What is required
Reproduce the entire listing word for word.
---------- Dataset records
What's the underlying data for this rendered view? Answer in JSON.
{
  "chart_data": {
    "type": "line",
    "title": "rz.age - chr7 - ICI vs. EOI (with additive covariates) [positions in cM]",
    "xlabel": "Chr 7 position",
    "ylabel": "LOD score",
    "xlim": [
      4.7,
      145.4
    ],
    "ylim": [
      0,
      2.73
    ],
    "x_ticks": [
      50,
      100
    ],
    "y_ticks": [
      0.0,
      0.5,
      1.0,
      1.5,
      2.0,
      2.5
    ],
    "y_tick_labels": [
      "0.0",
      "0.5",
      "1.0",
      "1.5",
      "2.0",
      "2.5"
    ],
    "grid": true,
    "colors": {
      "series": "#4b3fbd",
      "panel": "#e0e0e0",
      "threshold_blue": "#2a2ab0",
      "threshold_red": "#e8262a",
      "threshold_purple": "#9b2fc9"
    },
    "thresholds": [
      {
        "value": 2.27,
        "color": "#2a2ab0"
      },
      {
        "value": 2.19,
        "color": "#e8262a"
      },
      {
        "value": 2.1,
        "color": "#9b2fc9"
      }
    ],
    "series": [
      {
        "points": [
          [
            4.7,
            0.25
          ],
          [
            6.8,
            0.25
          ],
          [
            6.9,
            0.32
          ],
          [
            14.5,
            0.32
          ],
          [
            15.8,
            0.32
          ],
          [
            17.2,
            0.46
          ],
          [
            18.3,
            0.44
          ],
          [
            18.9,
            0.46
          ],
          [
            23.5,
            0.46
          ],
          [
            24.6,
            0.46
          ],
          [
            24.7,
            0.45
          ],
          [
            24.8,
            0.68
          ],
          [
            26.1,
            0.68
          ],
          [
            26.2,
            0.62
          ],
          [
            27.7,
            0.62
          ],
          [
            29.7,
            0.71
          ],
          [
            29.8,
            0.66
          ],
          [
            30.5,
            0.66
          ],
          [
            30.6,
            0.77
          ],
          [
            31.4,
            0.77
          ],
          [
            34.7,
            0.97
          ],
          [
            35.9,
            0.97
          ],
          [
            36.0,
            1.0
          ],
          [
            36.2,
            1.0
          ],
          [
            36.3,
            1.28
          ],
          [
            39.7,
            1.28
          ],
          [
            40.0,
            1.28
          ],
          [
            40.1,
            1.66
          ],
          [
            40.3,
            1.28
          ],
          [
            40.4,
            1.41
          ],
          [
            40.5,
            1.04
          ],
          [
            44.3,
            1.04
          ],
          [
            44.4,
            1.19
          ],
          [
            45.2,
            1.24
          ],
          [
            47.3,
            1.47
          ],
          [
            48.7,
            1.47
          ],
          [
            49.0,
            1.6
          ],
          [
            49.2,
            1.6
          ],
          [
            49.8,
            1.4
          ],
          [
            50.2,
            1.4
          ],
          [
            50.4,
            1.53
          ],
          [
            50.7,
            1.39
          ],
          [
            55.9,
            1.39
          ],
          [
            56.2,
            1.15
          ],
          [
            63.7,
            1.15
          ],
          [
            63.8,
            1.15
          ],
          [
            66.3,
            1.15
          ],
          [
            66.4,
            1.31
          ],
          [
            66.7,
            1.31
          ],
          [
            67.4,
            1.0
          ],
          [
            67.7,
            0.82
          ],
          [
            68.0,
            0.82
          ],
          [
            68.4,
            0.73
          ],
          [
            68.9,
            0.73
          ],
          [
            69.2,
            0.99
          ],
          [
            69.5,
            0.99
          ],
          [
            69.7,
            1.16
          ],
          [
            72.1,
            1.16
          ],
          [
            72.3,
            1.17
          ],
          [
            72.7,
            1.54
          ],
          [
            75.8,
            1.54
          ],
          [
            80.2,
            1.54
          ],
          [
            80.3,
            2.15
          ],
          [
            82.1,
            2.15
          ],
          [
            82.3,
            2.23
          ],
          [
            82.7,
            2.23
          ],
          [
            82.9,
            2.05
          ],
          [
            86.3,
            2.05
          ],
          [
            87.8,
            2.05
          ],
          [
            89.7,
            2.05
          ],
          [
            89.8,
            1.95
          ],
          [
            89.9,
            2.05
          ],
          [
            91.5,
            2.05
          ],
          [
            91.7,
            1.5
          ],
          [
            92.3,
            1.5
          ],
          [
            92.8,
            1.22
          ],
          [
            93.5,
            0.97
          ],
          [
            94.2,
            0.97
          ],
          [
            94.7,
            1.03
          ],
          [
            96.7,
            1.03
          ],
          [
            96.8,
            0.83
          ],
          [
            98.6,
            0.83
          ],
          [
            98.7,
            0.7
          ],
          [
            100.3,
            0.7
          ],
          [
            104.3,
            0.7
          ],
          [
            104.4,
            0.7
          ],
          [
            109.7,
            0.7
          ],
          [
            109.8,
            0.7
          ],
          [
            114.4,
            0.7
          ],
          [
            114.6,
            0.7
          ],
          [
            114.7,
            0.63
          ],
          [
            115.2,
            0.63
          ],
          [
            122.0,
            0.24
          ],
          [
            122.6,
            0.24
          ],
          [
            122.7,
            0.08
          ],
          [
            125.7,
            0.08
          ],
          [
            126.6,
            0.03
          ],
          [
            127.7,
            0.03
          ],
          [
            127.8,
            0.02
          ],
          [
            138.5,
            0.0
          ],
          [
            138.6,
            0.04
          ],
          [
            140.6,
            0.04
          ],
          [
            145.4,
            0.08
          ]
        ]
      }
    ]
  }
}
--------------------
Answer
What's the underlying data for this rendered view? Answer in JSON.
{
  "chart_data": {
    "type": "line",
    "title": "rz.age - chr7 - ICI vs. EOI (with additive covariates) [positions in cM]",
    "xlabel": "Chr 7 position",
    "ylabel": "LOD score",
    "xlim": [
      4.7,
      145.4
    ],
    "ylim": [
      0,
      2.73
    ],
    "x_ticks": [
      50,
      100
    ],
    "y_ticks": [
      0.0,
      0.5,
      1.0,
      1.5,
      2.0,
      2.5
    ],
    "y_tick_labels": [
      "0.0",
      "0.5",
      "1.0",
      "1.5",
      "2.0",
      "2.5"
    ],
    "grid": true,
    "colors": {
      "series": "#4b3fbd",
      "panel": "#e0e0e0",
      "threshold_blue": "#2a2ab0",
      "threshold_red": "#e8262a",
      "threshold_purple": "#9b2fc9"
    },
    "thresholds": [
      {
        "value": 2.27,
        "color": "#2a2ab0"
      },
      {
        "value": 2.19,
        "color": "#e8262a"
      },
      {
        "value": 2.1,
        "color": "#9b2fc9"
      }
    ],
    "series": [
      {
        "points": [
          [
            4.7,
            0.25
          ],
          [
            6.8,
            0.25
          ],
          [
            6.9,
            0.32
          ],
          [
            14.5,
            0.32
          ],
          [
            15.8,
            0.32
          ],
          [
            17.2,
            0.46
          ],
          [
            18.3,
            0.44
          ],
          [
            18.9,
            0.46
          ],
          [
            23.5,
            0.46
          ],
          [
            24.6,
            0.46
          ],
          [
            24.7,
            0.45
          ],
          [
            24.8,
            0.68
          ],
          [
            26.1,
            0.68
          ],
          [
            26.2,
            0.62
          ],
          [
            27.7,
            0.62
          ],
          [
            29.7,
            0.71
          ],
          [
            29.8,
            0.66
          ],
          [
            30.5,
            0.66
          ],
          [
            30.6,
            0.77
          ],
          [
            31.4,
            0.77
          ],
          [
            34.7,
            0.97
          ],
          [
            35.9,
            0.97
          ],
          [
            36.0,
            1.0
          ],
          [
            36.2,
            1.0
          ],
          [
            36.3,
            1.28
          ],
          [
            39.7,
            1.28
          ],
          [
            40.0,
            1.28
          ],
          [
            40.1,
            1.66
          ],
          [
            40.3,
            1.28
          ],
          [
            40.4,
            1.41
          ],
          [
            40.5,
            1.04
          ],
          [
            44.3,
            1.04
          ],
          [
            44.4,
            1.19
          ],
          [
            45.2,
            1.24
          ],
          [
            47.3,
            1.47
          ],
          [
            48.7,
            1.47
          ],
          [
            49.0,
            1.6
          ],
          [
            49.2,
            1.6
          ],
          [
            49.8,
            1.4
          ],
          [
            50.2,
            1.4
          ],
          [
            50.4,
            1.53
          ],
          [
            50.7,
            1.39
          ],
          [
            55.9,
            1.39
          ],
          [
            56.2,
            1.15
          ],
          [
            63.7,
            1.15
          ],
          [
            63.8,
            1.15
          ],
          [
            66.3,
            1.15
          ],
          [
            66.4,
            1.31
          ],
          [
            66.7,
            1.31
          ],
          [
            67.4,
            1.0
          ],
          [
            67.7,
            0.82
          ],
          [
            68.0,
            0.82
          ],
          [
            68.4,
            0.73
          ],
          [
            68.9,
            0.73
          ],
          [
            69.2,
            0.99
          ],
          [
            69.5,
            0.99
          ],
          [
            69.7,
            1.16
          ],
          [
            72.1,
            1.16
          ],
          [
            72.3,
            1.17
          ],
          [
            72.7,
            1.54
          ],
          [
            75.8,
            1.54
          ],
          [
            80.2,
            1.54
          ],
          [
            80.3,
            2.15
          ],
          [
            82.1,
            2.15
          ],
          [
            82.3,
            2.23
          ],
          [
            82.7,
            2.23
          ],
          [
            82.9,
            2.05
          ],
          [
            86.3,
            2.05
          ],
          [
            87.8,
            2.05
          ],
          [
            89.7,
            2.05
          ],
          [
            89.8,
            1.95
          ],
          [
            89.9,
            2.05
          ],
          [
            91.5,
            2.05
          ],
          [
            91.7,
            1.5
          ],
          [
            92.3,
            1.5
          ],
          [
            92.8,
            1.22
          ],
          [
            93.5,
            0.97
          ],
          [
            94.2,
            0.97
          ],
          [
            94.7,
            1.03
          ],
          [
            96.7,
            1.03
          ],
          [
            96.8,
            0.83
          ],
          [
            98.6,
            0.83
          ],
          [
            98.7,
            0.7
          ],
          [
            100.3,
            0.7
          ],
          [
            104.3,
            0.7
          ],
          [
            104.4,
            0.7
          ],
          [
            109.7,
            0.7
          ],
          [
            109.8,
            0.7
          ],
          [
            114.4,
            0.7
          ],
          [
            114.6,
            0.7
          ],
          [
            114.7,
            0.63
          ],
          [
            115.2,
            0.63
          ],
          [
            122.0,
            0.24
          ],
          [
            122.6,
            0.24
          ],
          [
            122.7,
            0.08
          ],
          [
            125.7,
            0.08
          ],
          [
            126.6,
            0.03
          ],
          [
            127.7,
            0.03
          ],
          [
            127.8,
            0.02
          ],
          [
            138.5,
            0.0
          ],
          [
            138.6,
            0.04
          ],
          [
            140.6,
            0.04
          ],
          [
            145.4,
            0.08
          ]
        ]
      }
    ]
  }
}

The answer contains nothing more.